**AIM OF THE TASK:**
Find how many lines in the data below include the word "属于含有极性键的非极性分子的一组是", then write only that number.

# # # #

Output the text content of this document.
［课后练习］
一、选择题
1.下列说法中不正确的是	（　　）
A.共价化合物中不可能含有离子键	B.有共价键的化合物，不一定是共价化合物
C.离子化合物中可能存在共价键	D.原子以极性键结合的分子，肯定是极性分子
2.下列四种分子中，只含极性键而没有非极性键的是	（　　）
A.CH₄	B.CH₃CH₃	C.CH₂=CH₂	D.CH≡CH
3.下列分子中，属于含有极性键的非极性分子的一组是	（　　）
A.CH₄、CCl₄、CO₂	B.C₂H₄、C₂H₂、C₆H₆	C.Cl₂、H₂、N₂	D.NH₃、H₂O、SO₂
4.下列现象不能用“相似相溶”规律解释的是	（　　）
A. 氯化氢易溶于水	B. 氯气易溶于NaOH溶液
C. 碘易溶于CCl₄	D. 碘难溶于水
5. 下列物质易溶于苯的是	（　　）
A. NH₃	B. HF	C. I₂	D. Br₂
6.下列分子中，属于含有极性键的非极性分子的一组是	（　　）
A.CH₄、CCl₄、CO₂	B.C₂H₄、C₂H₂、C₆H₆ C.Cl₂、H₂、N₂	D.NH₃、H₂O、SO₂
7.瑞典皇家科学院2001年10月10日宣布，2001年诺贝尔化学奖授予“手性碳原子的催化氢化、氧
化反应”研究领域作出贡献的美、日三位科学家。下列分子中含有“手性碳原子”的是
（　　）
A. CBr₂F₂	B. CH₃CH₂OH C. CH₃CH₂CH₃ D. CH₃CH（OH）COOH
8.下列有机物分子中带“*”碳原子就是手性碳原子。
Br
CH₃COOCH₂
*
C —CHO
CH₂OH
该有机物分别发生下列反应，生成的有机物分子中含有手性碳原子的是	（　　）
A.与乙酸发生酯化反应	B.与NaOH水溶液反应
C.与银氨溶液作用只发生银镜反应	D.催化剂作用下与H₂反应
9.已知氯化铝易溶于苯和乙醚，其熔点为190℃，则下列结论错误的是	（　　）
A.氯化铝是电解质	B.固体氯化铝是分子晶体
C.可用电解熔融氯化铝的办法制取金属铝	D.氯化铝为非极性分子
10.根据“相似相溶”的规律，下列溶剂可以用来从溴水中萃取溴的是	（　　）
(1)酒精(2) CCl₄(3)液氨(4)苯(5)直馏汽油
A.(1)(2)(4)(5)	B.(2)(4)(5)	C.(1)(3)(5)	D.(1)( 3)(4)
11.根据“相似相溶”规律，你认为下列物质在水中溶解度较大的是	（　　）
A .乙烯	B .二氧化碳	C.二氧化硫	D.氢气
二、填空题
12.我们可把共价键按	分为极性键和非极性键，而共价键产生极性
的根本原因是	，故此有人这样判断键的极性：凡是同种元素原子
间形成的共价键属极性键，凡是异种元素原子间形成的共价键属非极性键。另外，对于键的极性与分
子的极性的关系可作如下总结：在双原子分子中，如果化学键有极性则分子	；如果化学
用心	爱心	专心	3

# # # #

**EXERCISE RESULT:**
2